The enhancement problem is defined so that we have an input noisy signal '˜x' and we want to clean it to obtain the enhanced signal 'ˆx'. We propose to do so with a speech enhancement GAN (SEGAN). In our case, the G network performs the enhancement. Its inputs are the noisy speech signal '˜x' together with the latent representation z, and its output is the enhanced version 'ˆx = G('˜x')'. We design G to be fully convolutional, so that there are no dense layers at all. This enforces the network to focus on temporally-close correlations in the input signal and throughout the whole layering process. Furthermore, it reduces the number of training parameters and hence training time.

The G network is structured similarly to an auto-encoder (Fig. 2). In the encoding stage, the input signal is projected and compressed through a number of strided convolutional layers followed by parametric rectified linear units (PReLUs) [23], getting a convolution result out of every N steps of the filter. We choose strided convolutions as they were shown to be more stable for GAN training than other pooling approaches [22]. Decimation is done until we get a condensed representation, called the thought vector c, which gets concatenated with the latent vector z. The encoding process is reversed in the decoding stage by means of fractional-strided transposed convolutions (sometimes called deconvolutions), followed again by PReLUs.

The G network also features skip connections, connecting each encoding layer to its homologous decoding layer, and bypassing the compression performed in the middle of the model (Fig. 2). This is done because the input and output of the model share the same underlying structure, which is that of natural speech. Therefore, many low level details could be lost to reconstruct the speech waveform properly if we force all information to flow through the compression bottleneck. Skip connections directly pass the fine-grained information of the waveform to the decoding stage (e.g., phase, alignment). In addition, they offer a better training behavior, as the gradients can flow deeper through the whole structure [24].

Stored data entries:
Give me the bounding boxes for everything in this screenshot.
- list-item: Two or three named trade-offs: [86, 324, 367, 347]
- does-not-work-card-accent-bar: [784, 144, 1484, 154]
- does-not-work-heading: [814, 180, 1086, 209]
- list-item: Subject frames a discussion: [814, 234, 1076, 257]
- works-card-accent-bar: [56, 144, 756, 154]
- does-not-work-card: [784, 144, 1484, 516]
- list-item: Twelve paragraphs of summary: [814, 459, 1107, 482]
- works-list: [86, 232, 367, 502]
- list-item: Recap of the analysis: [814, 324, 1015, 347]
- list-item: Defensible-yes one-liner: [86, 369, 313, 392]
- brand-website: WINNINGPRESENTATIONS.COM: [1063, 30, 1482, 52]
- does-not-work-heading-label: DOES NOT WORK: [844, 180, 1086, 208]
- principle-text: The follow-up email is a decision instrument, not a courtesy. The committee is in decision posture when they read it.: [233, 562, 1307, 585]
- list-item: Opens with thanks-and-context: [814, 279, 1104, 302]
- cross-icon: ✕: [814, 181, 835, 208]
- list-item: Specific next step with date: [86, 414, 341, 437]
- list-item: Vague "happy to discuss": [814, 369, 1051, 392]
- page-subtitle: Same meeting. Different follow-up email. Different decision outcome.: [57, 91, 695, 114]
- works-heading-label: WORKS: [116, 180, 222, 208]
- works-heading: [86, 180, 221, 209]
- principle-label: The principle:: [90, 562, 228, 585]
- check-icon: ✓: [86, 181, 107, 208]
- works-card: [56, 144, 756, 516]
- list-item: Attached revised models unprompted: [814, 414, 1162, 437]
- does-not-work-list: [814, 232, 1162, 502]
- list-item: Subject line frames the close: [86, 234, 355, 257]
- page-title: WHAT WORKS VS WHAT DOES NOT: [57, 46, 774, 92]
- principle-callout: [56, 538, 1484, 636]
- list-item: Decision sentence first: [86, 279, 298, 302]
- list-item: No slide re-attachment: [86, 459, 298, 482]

**BRIEF 1:** Write out the part of the passage on the speech enhancement GAN that opens with the words containing "The enhancement problem" and closes with "hence training time.".
**BRIEF 2:** Write what comes next in the passage on the speech enhancement GAN, continuing from its final sentence.

**TASK RESULT 1:**
The enhancement problem is defined so that we have an input noisy signal '˜x' and we want to clean it to obtain the enhanced signal 'ˆx'. We propose to do so with a speech enhancement GAN (SEGAN). In our case, the G network performs the enhancement. Its inputs are the noisy speech signal '˜x' together with the latent representation z, and its output is the enhanced version 'ˆx = G('˜x')'. We design G to be fully convolutional, so that there are no dense layers at all. This enforces the network to focus on temporally-close correlations in the input signal and throughout the whole layering process. Furthermore, it reduces the number of training parameters and hence training time.

**TASK RESULT 2:**
An important feature of G is its end-to-end structure, so that it processes raw speech sampled at 16 kHz, getting rid of any intermediate transformations to extract acoustic features (contrasting to many common pipelines). In this type of model, we have to be careful with typical regression losses like mean absolute error or mean squared error, as noted in the raw speech generative model WaveNet [25]. These losses work under strong assumptions on how our output distribution is shaped and, therefore, impose important modeling limitations (like not allowing multi-modal distributions and biasing the predictions towards an average of all the possible predictions). Our solution to overcome these limitations is to use the generative adversarial setting. This way, D is in charge of transmitting information to G of what is real and what is fake, such that G can slightly correct its output waveform towards the realistic distribution, getting rid of the noisy signals as those are signaled to be fake. In this sense, D can be understood as learning some sort of loss for G's output to look real.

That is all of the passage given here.